#### What you should do:
Write out all of the data exactly as it appears.

(Data records)
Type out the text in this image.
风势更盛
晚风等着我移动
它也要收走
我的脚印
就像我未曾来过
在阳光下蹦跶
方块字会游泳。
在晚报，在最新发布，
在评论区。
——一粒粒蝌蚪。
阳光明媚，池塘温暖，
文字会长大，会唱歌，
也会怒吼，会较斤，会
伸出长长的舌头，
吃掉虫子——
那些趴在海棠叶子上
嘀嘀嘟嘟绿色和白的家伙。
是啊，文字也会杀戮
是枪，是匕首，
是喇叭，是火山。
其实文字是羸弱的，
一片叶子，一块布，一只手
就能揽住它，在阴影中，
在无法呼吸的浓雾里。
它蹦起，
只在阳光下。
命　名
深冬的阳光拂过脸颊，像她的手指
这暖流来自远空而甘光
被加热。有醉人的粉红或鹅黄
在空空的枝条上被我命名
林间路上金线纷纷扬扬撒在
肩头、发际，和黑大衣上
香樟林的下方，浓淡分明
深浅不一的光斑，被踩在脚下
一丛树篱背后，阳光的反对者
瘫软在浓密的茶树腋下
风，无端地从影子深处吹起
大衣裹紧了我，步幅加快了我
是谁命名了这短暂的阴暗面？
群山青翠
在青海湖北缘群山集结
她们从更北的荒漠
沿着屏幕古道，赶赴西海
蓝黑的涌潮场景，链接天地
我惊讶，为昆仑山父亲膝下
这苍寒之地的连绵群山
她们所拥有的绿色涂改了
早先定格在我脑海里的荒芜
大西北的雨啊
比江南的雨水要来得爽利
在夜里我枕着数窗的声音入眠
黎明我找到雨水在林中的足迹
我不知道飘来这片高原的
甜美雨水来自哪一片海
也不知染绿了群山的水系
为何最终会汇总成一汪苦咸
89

#### Answer in full:
Type out the text in this image.
风势更盛
晚风等着我移动
它也要收走
我的脚印
就像我未曾来过
在阳光下蹦跶
方块字会游泳。
在晚报，在最新发布，
在评论区。
——一粒粒蝌蚪。
阳光明媚，池塘温暖，
文字会长大，会唱歌，
也会怒吼，会较斤，会
伸出长长的舌头，
吃掉虫子——
那些趴在海棠叶子上
嘀嘀嘟嘟绿色和白的家伙。
是啊，文字也会杀戮
是枪，是匕首，
是喇叭，是火山。
其实文字是羸弱的，
一片叶子，一块布，一只手
就能揽住它，在阴影中，
在无法呼吸的浓雾里。
它蹦起，
只在阳光下。
命　名
深冬的阳光拂过脸颊，像她的手指
这暖流来自远空而甘光
被加热。有醉人的粉红或鹅黄
在空空的枝条上被我命名
林间路上金线纷纷扬扬撒在
肩头、发际，和黑大衣上
香樟林的下方，浓淡分明
深浅不一的光斑，被踩在脚下
一丛树篱背后，阳光的反对者
瘫软在浓密的茶树腋下
风，无端地从影子深处吹起
大衣裹紧了我，步幅加快了我
是谁命名了这短暂的阴暗面？
群山青翠
在青海湖北缘群山集结
她们从更北的荒漠
沿着屏幕古道，赶赴西海
蓝黑的涌潮场景，链接天地
我惊讶，为昆仑山父亲膝下
这苍寒之地的连绵群山
她们所拥有的绿色涂改了
早先定格在我脑海里的荒芜
大西北的雨啊
比江南的雨水要来得爽利
在夜里我枕着数窗的声音入眠
黎明我找到雨水在林中的足迹
我不知道飘来这片高原的
甜美雨水来自哪一片海
也不知染绿了群山的水系
为何最终会汇总成一汪苦咸
89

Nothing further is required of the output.